— Written instruction —
Extract each line bearing the word "style".

— Provided entries —
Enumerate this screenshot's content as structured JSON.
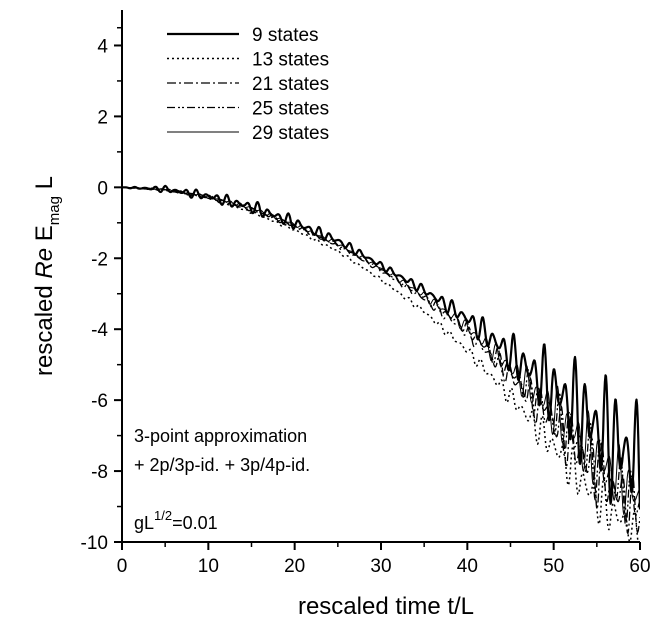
{
  "chart_data": {
    "type": "line",
    "xlabel": "rescaled time t/L",
    "ylabel": {
      "prefix": "rescaled ",
      "italic": "Re",
      "symbol": " E",
      "subscript": "mag",
      "suffix": " L"
    },
    "xlim": [
      0,
      60
    ],
    "ylim": [
      -10,
      5
    ],
    "x_ticks": [
      0,
      10,
      20,
      30,
      40,
      50,
      60
    ],
    "y_ticks": [
      -10,
      -8,
      -6,
      -4,
      -2,
      0,
      2,
      4
    ],
    "grid": false,
    "legend_position": "top-left",
    "annotations": [
      "3-point approximation",
      "+ 2p/3p-id. + 3p/4p-id."
    ],
    "param_label": {
      "base": "gL",
      "sup": "1/2",
      "rest": "=0.01"
    },
    "series": [
      {
        "name": "9 states",
        "style": "solid-thick",
        "x": [
          0,
          5,
          10,
          15,
          20,
          25,
          30,
          35,
          40,
          45,
          50,
          55,
          60
        ],
        "y": [
          0,
          -0.05,
          -0.25,
          -0.55,
          -1.0,
          -1.5,
          -2.2,
          -2.9,
          -3.7,
          -4.7,
          -5.7,
          -6.8,
          -7.8
        ],
        "oscillation": [
          0,
          0.1,
          0.15,
          0.2,
          0.2,
          0.15,
          0.1,
          0.15,
          0.3,
          0.6,
          1.2,
          1.8,
          2.0
        ]
      },
      {
        "name": "13 states",
        "style": "dotted",
        "x": [
          0,
          5,
          10,
          15,
          20,
          25,
          30,
          35,
          40,
          45,
          50,
          55,
          60
        ],
        "y": [
          0,
          -0.08,
          -0.3,
          -0.7,
          -1.2,
          -1.8,
          -2.6,
          -3.5,
          -4.6,
          -5.9,
          -7.3,
          -8.8,
          -9.8
        ],
        "oscillation": [
          0,
          0.02,
          0.03,
          0.04,
          0.05,
          0.05,
          0.05,
          0.1,
          0.15,
          0.3,
          0.6,
          0.8,
          0.5
        ]
      },
      {
        "name": "21 states",
        "style": "dash-dot",
        "x": [
          0,
          5,
          10,
          15,
          20,
          25,
          30,
          35,
          40,
          45,
          50,
          55,
          60
        ],
        "y": [
          0,
          -0.06,
          -0.28,
          -0.62,
          -1.1,
          -1.65,
          -2.35,
          -3.15,
          -4.1,
          -5.3,
          -6.6,
          -8.0,
          -9.2
        ],
        "oscillation": [
          0,
          0.03,
          0.05,
          0.06,
          0.06,
          0.06,
          0.06,
          0.12,
          0.2,
          0.4,
          0.8,
          1.1,
          0.9
        ]
      },
      {
        "name": "25 states",
        "style": "dash-dot-dot",
        "x": [
          0,
          5,
          10,
          15,
          20,
          25,
          30,
          35,
          40,
          45,
          50,
          55,
          60
        ],
        "y": [
          0,
          -0.06,
          -0.27,
          -0.6,
          -1.08,
          -1.62,
          -2.3,
          -3.1,
          -4.0,
          -5.2,
          -6.4,
          -7.8,
          -9.0
        ],
        "oscillation": [
          0,
          0.03,
          0.05,
          0.06,
          0.06,
          0.06,
          0.06,
          0.12,
          0.2,
          0.4,
          0.8,
          1.1,
          0.9
        ]
      },
      {
        "name": "29 states",
        "style": "solid-thin",
        "x": [
          0,
          5,
          10,
          15,
          20,
          25,
          30,
          35,
          40,
          45,
          50,
          55,
          60
        ],
        "y": [
          0,
          -0.06,
          -0.26,
          -0.58,
          -1.05,
          -1.6,
          -2.28,
          -3.05,
          -3.95,
          -5.1,
          -6.3,
          -7.6,
          -8.8
        ],
        "oscillation": [
          0,
          0.03,
          0.05,
          0.06,
          0.06,
          0.06,
          0.06,
          0.12,
          0.2,
          0.4,
          0.8,
          1.1,
          0.9
        ]
      }
    ]
  }
}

— Written answer —
        "style": "solid-thick",
        "style": "dotted",
        "style": "dash-dot",
        "style": "dash-dot-dot",
        "style": "solid-thin",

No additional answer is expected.